Copy out every line that contains "逆反应速率都增大".

Dataset items:
--- --- ---

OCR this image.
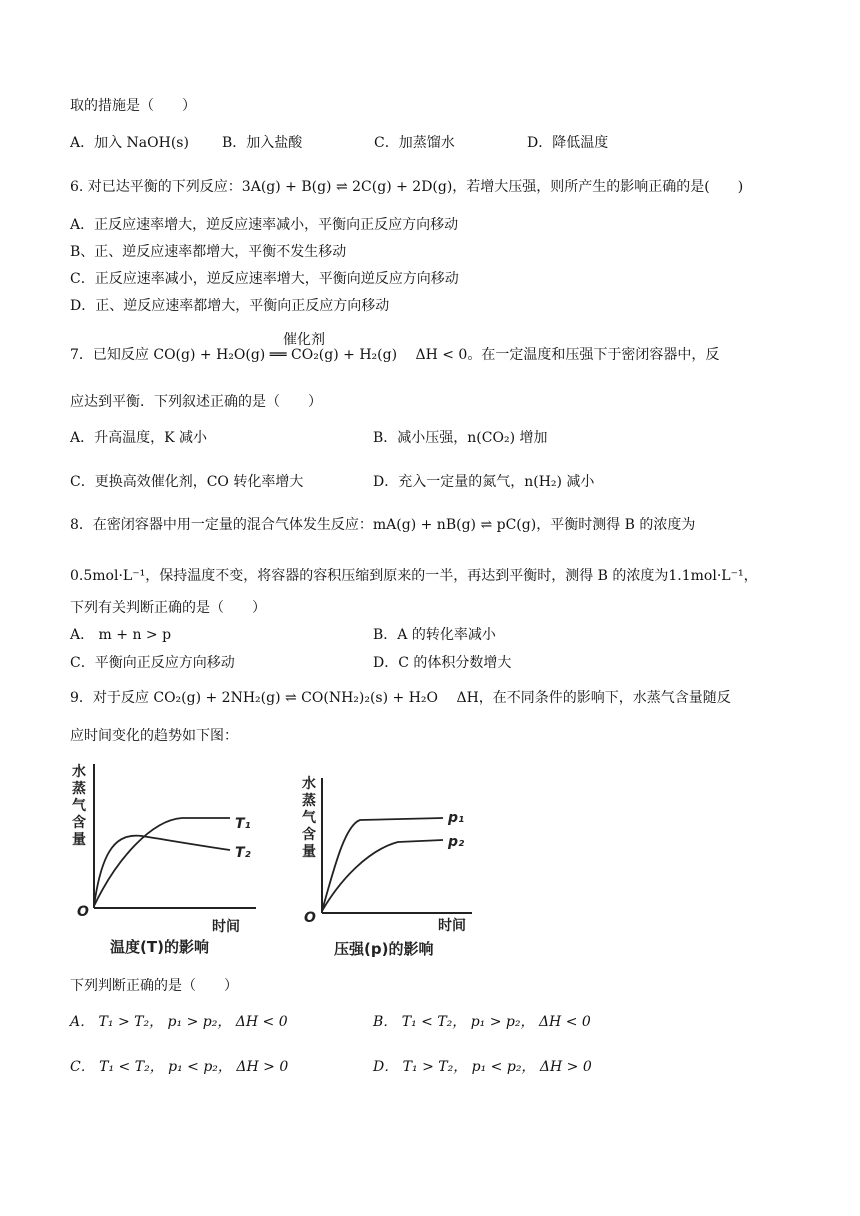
取的措施是（　　）
A．加入 NaOH(s) B．加入盐酸	C．加蒸馏水	D．降低温度
6. 对已达平衡的下列反应：3A(g) + B(g) ⇌ 2C(g) + 2D(g)，若增大压强，则所产生的影响正确的是(　　)
A．正反应速率增大，逆反应速率减小，平衡向正反应方向移动
B、正、逆反应速率都增大，平衡不发生移动
C．正反应速率减小，逆反应速率增大，平衡向逆反应方向移动
D．正、逆反应速率都增大，平衡向正反应方向移动
催化剂
7．已知反应 CO(g) + H₂O(g) ══ CO₂(g) + H₂(g)　 ΔH < 0。在一定温度和压强下于密闭容器中，反
应达到平衡．下列叙述正确的是（　　）
A．升高温度，K 减小	B．减小压强，n(CO₂) 增加
C．更换高效催化剂，CO 转化率增大	D．充入一定量的氮气，n(H₂) 减小
8．在密闭容器中用一定量的混合气体发生反应：mA(g) + nB(g) ⇌ pC(g)，平衡时测得 B 的浓度为
0.5mol·L⁻¹，保持温度不变，将容器的容积压缩到原来的一半，再达到平衡时，测得 B 的浓度为1.1mol·L⁻¹，
下列有关判断正确的是（　　）
A． m + n > p	B．A 的转化率减小
C．平衡向正反应方向移动	D．C 的体积分数增大
9．对于反应 CO₂(g) + 2NH₂(g) ⇌ CO(NH₂)₂(s) + H₂O　 ΔH，在不同条件的影响下，水蒸气含量随反
应时间变化的趋势如下图：
水
蒸
气
含
量
O
时间
温度(T)的影响
T₁
T₂
水
蒸
气
含
量
O	时间
压强(p)的影响
p₁
p₂
下列判断正确的是（　　）
A． T₁ > T₂， p₁ > p₂， ΔH < 0	B． T₁ < T₂， p₁ > p₂， ΔH < 0
C． T₁ < T₂， p₁ < p₂， ΔH > 0	D． T₁ > T₂， p₁ < p₂， ΔH > 0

--- --- ---

RESULT FOR THIS EXERCISE:
B、正、逆反应速率都增大，平衡不发生移动
D．正、逆反应速率都增大，平衡向正反应方向移动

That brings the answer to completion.